> PROVIDED RECORDS
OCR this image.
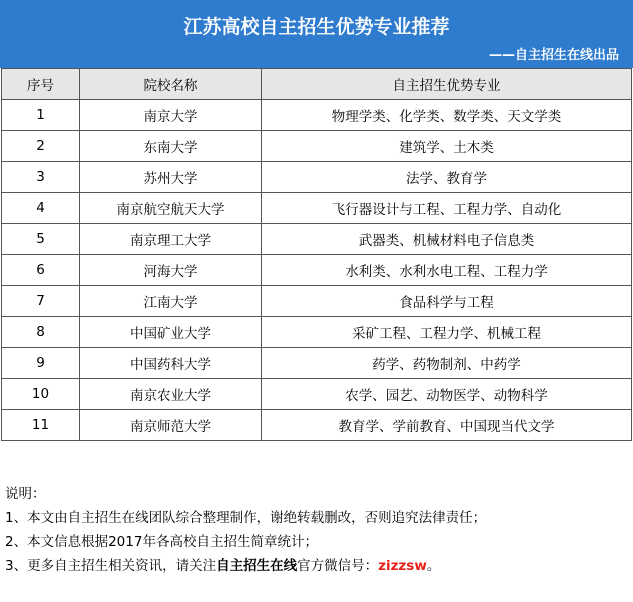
江苏高校自主招生优势专业推荐
——自主招生在线出品
序号	院校名称	自主招生优势专业
1	南京大学	物理学类、化学类、数学类、天文学类
2	东南大学	建筑学、土木类
3	苏州大学	法学、教育学
4	南京航空航天大学	飞行器设计与工程、工程力学、自动化
5	南京理工大学	武器类、机械材料电子信息类
6	河海大学	水利类、水利水电工程、工程力学
7	江南大学	食品科学与工程
8	中国矿业大学	采矿工程、工程力学、机械工程
9	中国药科大学	药学、药物制剂、中药学
10	南京农业大学	农学、园艺、动物医学、动物科学
11	南京师范大学	教育学、学前教育、中国现当代文学

说明：

1、本文由自主招生在线团队综合整理制作，谢绝转载删改，否则追究法律责任；

2、本文信息根据2017年各高校自主招生简章统计；

3、更多自主招生相关资讯，请关注自主招生在线官方微信号：zizzsw。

> DIRECTIVE
Make a list of all lines in the data that contain "工程力学".

> ANSWER TO THE PROBLEM
4	南京航空航天大学	飞行器设计与工程、工程力学、自动化
6	河海大学	水利类、水利水电工程、工程力学
8	中国矿业大学	采矿工程、工程力学、机械工程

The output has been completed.